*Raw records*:

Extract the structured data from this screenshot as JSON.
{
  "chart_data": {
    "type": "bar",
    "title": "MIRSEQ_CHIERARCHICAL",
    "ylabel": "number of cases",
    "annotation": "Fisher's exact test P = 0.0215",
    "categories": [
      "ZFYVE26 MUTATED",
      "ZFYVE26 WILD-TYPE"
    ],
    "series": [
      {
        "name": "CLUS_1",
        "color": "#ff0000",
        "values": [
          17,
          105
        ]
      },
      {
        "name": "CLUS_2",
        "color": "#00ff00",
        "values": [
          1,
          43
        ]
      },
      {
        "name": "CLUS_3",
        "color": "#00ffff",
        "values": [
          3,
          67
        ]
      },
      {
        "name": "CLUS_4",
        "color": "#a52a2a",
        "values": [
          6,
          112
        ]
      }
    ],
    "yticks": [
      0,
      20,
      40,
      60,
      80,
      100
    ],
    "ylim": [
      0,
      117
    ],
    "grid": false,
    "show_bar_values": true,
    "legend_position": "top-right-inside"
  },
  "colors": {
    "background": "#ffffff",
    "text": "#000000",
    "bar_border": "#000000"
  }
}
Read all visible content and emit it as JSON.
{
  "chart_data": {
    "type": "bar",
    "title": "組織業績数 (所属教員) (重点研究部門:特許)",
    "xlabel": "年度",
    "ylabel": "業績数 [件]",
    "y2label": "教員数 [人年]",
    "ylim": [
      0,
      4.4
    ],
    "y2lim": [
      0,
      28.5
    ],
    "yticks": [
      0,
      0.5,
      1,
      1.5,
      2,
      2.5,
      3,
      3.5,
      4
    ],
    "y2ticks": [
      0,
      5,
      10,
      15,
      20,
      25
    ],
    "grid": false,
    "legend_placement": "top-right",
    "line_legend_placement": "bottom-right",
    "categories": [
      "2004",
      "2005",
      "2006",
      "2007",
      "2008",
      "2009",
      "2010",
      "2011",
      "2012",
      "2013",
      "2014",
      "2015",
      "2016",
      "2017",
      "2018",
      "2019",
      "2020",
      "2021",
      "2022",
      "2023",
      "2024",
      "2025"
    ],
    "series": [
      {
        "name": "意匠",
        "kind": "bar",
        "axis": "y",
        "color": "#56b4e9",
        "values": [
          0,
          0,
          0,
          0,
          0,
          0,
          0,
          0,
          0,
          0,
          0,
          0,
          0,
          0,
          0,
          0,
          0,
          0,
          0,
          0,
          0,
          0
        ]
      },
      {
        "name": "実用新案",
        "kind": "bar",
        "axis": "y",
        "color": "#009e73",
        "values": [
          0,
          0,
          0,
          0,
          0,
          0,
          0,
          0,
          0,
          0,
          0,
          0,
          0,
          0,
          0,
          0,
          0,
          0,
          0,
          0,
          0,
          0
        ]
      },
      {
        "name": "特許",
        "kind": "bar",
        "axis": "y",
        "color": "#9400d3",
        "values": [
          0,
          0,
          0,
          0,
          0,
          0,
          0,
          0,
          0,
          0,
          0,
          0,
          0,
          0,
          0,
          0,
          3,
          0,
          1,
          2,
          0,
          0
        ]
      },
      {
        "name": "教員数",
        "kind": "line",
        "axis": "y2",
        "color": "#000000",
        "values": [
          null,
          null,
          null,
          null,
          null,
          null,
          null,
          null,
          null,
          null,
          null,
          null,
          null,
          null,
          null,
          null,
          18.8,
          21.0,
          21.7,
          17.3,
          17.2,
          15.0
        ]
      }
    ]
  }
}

*Instructions for the task*: Gather and return every line that holds the string "right".

*Written response*:
    "legend_position": "top-right-inside"
    "legend_placement": "top-right",
    "line_legend_placement": "bottom-right",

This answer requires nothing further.